▶ **WHAT YOU WILL DO**: The data must be written out once more, precisely as given.

··········

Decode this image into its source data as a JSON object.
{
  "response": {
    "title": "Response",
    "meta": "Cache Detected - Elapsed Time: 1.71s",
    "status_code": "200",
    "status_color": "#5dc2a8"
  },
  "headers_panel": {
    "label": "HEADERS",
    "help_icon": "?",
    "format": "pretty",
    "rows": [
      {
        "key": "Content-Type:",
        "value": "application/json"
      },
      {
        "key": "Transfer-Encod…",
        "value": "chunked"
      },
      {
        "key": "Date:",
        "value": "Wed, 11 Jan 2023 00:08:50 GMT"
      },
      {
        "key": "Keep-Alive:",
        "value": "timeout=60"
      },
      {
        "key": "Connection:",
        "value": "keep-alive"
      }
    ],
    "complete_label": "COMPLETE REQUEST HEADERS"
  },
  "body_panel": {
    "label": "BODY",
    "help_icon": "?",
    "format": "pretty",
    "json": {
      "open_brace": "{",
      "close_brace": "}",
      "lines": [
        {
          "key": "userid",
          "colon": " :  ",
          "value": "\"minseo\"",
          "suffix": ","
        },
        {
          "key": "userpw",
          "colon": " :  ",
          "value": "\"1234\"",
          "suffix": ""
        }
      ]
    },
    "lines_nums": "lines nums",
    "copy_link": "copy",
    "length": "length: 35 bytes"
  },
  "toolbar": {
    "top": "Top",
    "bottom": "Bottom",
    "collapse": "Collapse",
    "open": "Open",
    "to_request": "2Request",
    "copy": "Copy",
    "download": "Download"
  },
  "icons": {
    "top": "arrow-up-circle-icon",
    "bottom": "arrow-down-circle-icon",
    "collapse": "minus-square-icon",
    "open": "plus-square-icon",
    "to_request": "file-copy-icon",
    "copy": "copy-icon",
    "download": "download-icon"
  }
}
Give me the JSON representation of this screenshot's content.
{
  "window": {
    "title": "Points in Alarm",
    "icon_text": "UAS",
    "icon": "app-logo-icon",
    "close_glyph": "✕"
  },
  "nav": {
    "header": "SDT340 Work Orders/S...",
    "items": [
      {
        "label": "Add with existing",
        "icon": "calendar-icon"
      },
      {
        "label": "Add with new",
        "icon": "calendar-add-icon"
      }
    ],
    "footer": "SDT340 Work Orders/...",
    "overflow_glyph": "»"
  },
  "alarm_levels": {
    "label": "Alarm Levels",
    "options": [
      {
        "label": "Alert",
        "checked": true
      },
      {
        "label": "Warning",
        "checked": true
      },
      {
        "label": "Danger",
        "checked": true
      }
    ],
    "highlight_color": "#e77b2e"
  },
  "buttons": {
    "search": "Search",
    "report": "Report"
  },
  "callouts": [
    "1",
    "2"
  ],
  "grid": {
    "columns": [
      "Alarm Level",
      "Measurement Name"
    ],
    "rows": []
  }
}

··········

▶ **WRITTEN ANSWER**:
Decode this image into its source data as a JSON object.
{
  "response": {
    "title": "Response",
    "meta": "Cache Detected - Elapsed Time: 1.71s",
    "status_code": "200",
    "status_color": "#5dc2a8"
  },
  "headers_panel": {
    "label": "HEADERS",
    "help_icon": "?",
    "format": "pretty",
    "rows": [
      {
        "key": "Content-Type:",
        "value": "application/json"
      },
      {
        "key": "Transfer-Encod…",
        "value": "chunked"
      },
      {
        "key": "Date:",
        "value": "Wed, 11 Jan 2023 00:08:50 GMT"
      },
      {
        "key": "Keep-Alive:",
        "value": "timeout=60"
      },
      {
        "key": "Connection:",
        "value": "keep-alive"
      }
    ],
    "complete_label": "COMPLETE REQUEST HEADERS"
  },
  "body_panel": {
    "label": "BODY",
    "help_icon": "?",
    "format": "pretty",
    "json": {
      "open_brace": "{",
      "close_brace": "}",
      "lines": [
        {
          "key": "userid",
          "colon": " :  ",
          "value": "\"minseo\"",
          "suffix": ","
        },
        {
          "key": "userpw",
          "colon": " :  ",
          "value": "\"1234\"",
          "suffix": ""
        }
      ]
    },
    "lines_nums": "lines nums",
    "copy_link": "copy",
    "length": "length: 35 bytes"
  },
  "toolbar": {
    "top": "Top",
    "bottom": "Bottom",
    "collapse": "Collapse",
    "open": "Open",
    "to_request": "2Request",
    "copy": "Copy",
    "download": "Download"
  },
  "icons": {
    "top": "arrow-up-circle-icon",
    "bottom": "arrow-down-circle-icon",
    "collapse": "minus-square-icon",
    "open": "plus-square-icon",
    "to_request": "file-copy-icon",
    "copy": "copy-icon",
    "download": "download-icon"
  }
}
Give me the JSON representation of this screenshot's content.
{
  "window": {
    "title": "Points in Alarm",
    "icon_text": "UAS",
    "icon": "app-logo-icon",
    "close_glyph": "✕"
  },
  "nav": {
    "header": "SDT340 Work Orders/S...",
    "items": [
      {
        "label": "Add with existing",
        "icon": "calendar-icon"
      },
      {
        "label": "Add with new",
        "icon": "calendar-add-icon"
      }
    ],
    "footer": "SDT340 Work Orders/...",
    "overflow_glyph": "»"
  },
  "alarm_levels": {
    "label": "Alarm Levels",
    "options": [
      {
        "label": "Alert",
        "checked": true
      },
      {
        "label": "Warning",
        "checked": true
      },
      {
        "label": "Danger",
        "checked": true
      }
    ],
    "highlight_color": "#e77b2e"
  },
  "buttons": {
    "search": "Search",
    "report": "Report"
  },
  "callouts": [
    "1",
    "2"
  ],
  "grid": {
    "columns": [
      "Alarm Level",
      "Measurement Name"
    ],
    "rows": []
  }
}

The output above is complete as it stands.